*Short exercise*.
Quote every entry word for word.
——————
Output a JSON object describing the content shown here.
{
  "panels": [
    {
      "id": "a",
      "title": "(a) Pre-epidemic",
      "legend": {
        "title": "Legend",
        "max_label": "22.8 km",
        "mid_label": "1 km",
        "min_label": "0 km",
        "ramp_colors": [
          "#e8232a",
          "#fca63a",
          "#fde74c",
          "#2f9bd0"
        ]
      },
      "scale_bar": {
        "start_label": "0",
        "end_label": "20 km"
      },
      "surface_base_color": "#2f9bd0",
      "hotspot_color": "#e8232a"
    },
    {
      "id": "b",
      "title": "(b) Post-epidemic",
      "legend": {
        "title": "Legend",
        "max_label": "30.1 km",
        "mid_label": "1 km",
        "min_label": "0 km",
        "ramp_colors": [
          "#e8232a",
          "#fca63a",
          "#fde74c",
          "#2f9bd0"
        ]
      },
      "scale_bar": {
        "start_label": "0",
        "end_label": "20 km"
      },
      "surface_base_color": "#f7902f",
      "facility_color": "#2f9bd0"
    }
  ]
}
——————
*Worked answer*.
Output a JSON object describing the content shown here.
{
  "panels": [
    {
      "id": "a",
      "title": "(a) Pre-epidemic",
      "legend": {
        "title": "Legend",
        "max_label": "22.8 km",
        "mid_label": "1 km",
        "min_label": "0 km",
        "ramp_colors": [
          "#e8232a",
          "#fca63a",
          "#fde74c",
          "#2f9bd0"
        ]
      },
      "scale_bar": {
        "start_label": "0",
        "end_label": "20 km"
      },
      "surface_base_color": "#2f9bd0",
      "hotspot_color": "#e8232a"
    },
    {
      "id": "b",
      "title": "(b) Post-epidemic",
      "legend": {
        "title": "Legend",
        "max_label": "30.1 km",
        "mid_label": "1 km",
        "min_label": "0 km",
        "ramp_colors": [
          "#e8232a",
          "#fca63a",
          "#fde74c",
          "#2f9bd0"
        ]
      },
      "scale_bar": {
        "start_label": "0",
        "end_label": "20 km"
      },
      "surface_base_color": "#f7902f",
      "facility_color": "#2f9bd0"
    }
  ]
}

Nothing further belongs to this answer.